» Collected data entries

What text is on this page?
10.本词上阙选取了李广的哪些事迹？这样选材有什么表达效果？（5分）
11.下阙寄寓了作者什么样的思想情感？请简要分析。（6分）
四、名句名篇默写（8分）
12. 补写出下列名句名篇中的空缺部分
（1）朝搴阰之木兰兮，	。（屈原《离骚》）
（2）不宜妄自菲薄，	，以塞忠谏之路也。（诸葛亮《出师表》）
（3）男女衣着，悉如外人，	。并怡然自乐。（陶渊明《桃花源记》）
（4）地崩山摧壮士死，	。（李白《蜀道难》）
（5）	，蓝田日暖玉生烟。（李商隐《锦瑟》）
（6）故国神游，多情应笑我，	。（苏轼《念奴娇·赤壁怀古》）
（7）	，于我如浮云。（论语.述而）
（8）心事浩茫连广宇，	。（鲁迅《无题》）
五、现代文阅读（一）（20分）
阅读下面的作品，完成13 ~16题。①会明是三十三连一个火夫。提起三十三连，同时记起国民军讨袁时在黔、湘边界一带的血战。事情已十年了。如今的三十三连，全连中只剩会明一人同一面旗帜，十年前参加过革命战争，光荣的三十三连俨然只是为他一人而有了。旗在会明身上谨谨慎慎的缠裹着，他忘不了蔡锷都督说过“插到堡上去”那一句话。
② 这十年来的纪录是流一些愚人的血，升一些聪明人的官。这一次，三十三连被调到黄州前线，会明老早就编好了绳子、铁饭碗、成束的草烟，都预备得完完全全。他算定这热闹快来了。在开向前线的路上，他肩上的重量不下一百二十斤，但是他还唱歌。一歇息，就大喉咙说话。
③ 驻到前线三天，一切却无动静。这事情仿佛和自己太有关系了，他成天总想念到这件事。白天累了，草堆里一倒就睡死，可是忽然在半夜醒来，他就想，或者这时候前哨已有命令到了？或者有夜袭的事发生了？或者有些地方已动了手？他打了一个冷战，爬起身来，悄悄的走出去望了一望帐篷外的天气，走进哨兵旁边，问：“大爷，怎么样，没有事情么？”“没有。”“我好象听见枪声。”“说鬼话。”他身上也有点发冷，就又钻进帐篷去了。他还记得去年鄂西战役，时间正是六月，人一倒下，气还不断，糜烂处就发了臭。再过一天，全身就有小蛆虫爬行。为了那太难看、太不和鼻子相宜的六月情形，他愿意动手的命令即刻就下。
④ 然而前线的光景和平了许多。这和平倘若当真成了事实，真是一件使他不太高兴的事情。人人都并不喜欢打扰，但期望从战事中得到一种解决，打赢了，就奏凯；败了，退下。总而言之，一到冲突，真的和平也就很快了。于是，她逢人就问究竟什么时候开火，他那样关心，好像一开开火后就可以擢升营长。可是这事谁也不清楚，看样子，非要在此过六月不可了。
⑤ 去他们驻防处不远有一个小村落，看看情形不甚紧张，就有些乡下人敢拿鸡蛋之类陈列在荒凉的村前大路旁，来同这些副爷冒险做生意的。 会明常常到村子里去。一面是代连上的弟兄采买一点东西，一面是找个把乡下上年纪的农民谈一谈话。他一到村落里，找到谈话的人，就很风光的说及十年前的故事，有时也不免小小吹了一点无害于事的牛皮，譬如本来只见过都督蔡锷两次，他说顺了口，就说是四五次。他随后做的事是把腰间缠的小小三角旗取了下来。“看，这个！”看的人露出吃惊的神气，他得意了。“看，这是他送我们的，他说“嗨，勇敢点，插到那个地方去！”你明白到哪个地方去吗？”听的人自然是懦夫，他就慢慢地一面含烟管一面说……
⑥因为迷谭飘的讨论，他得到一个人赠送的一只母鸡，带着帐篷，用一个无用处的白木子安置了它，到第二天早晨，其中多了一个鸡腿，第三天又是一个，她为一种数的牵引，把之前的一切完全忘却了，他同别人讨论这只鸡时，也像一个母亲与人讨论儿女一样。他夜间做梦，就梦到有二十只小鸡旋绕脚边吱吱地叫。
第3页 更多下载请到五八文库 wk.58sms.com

» What is being asked
Reproduce every line of the material above exactly.

» Reply to the task
What text is on this page?
10.本词上阙选取了李广的哪些事迹？这样选材有什么表达效果？（5分）
11.下阙寄寓了作者什么样的思想情感？请简要分析。（6分）
四、名句名篇默写（8分）
12. 补写出下列名句名篇中的空缺部分
（1）朝搴阰之木兰兮，	。（屈原《离骚》）
（2）不宜妄自菲薄，	，以塞忠谏之路也。（诸葛亮《出师表》）
（3）男女衣着，悉如外人，	。并怡然自乐。（陶渊明《桃花源记》）
（4）地崩山摧壮士死，	。（李白《蜀道难》）
（5）	，蓝田日暖玉生烟。（李商隐《锦瑟》）
（6）故国神游，多情应笑我，	。（苏轼《念奴娇·赤壁怀古》）
（7）	，于我如浮云。（论语.述而）
（8）心事浩茫连广宇，	。（鲁迅《无题》）
五、现代文阅读（一）（20分）
阅读下面的作品，完成13 ~16题。①会明是三十三连一个火夫。提起三十三连，同时记起国民军讨袁时在黔、湘边界一带的血战。事情已十年了。如今的三十三连，全连中只剩会明一人同一面旗帜，十年前参加过革命战争，光荣的三十三连俨然只是为他一人而有了。旗在会明身上谨谨慎慎的缠裹着，他忘不了蔡锷都督说过“插到堡上去”那一句话。
② 这十年来的纪录是流一些愚人的血，升一些聪明人的官。这一次，三十三连被调到黄州前线，会明老早就编好了绳子、铁饭碗、成束的草烟，都预备得完完全全。他算定这热闹快来了。在开向前线的路上，他肩上的重量不下一百二十斤，但是他还唱歌。一歇息，就大喉咙说话。
③ 驻到前线三天，一切却无动静。这事情仿佛和自己太有关系了，他成天总想念到这件事。白天累了，草堆里一倒就睡死，可是忽然在半夜醒来，他就想，或者这时候前哨已有命令到了？或者有夜袭的事发生了？或者有些地方已动了手？他打了一个冷战，爬起身来，悄悄的走出去望了一望帐篷外的天气，走进哨兵旁边，问：“大爷，怎么样，没有事情么？”“没有。”“我好象听见枪声。”“说鬼话。”他身上也有点发冷，就又钻进帐篷去了。他还记得去年鄂西战役，时间正是六月，人一倒下，气还不断，糜烂处就发了臭。再过一天，全身就有小蛆虫爬行。为了那太难看、太不和鼻子相宜的六月情形，他愿意动手的命令即刻就下。
④ 然而前线的光景和平了许多。这和平倘若当真成了事实，真是一件使他不太高兴的事情。人人都并不喜欢打扰，但期望从战事中得到一种解决，打赢了，就奏凯；败了，退下。总而言之，一到冲突，真的和平也就很快了。于是，她逢人就问究竟什么时候开火，他那样关心，好像一开开火后就可以擢升营长。可是这事谁也不清楚，看样子，非要在此过六月不可了。
⑤ 去他们驻防处不远有一个小村落，看看情形不甚紧张，就有些乡下人敢拿鸡蛋之类陈列在荒凉的村前大路旁，来同这些副爷冒险做生意的。 会明常常到村子里去。一面是代连上的弟兄采买一点东西，一面是找个把乡下上年纪的农民谈一谈话。他一到村落里，找到谈话的人，就很风光的说及十年前的故事，有时也不免小小吹了一点无害于事的牛皮，譬如本来只见过都督蔡锷两次，他说顺了口，就说是四五次。他随后做的事是把腰间缠的小小三角旗取了下来。“看，这个！”看的人露出吃惊的神气，他得意了。“看，这是他送我们的，他说“嗨，勇敢点，插到那个地方去！”你明白到哪个地方去吗？”听的人自然是懦夫，他就慢慢地一面含烟管一面说……
⑥因为迷谭飘的讨论，他得到一个人赠送的一只母鸡，带着帐篷，用一个无用处的白木子安置了它，到第二天早晨，其中多了一个鸡腿，第三天又是一个，她为一种数的牵引，把之前的一切完全忘却了，他同别人讨论这只鸡时，也像一个母亲与人讨论儿女一样。他夜间做梦，就梦到有二十只小鸡旋绕脚边吱吱地叫。
第3页 更多下载请到五八文库 wk.58sms.com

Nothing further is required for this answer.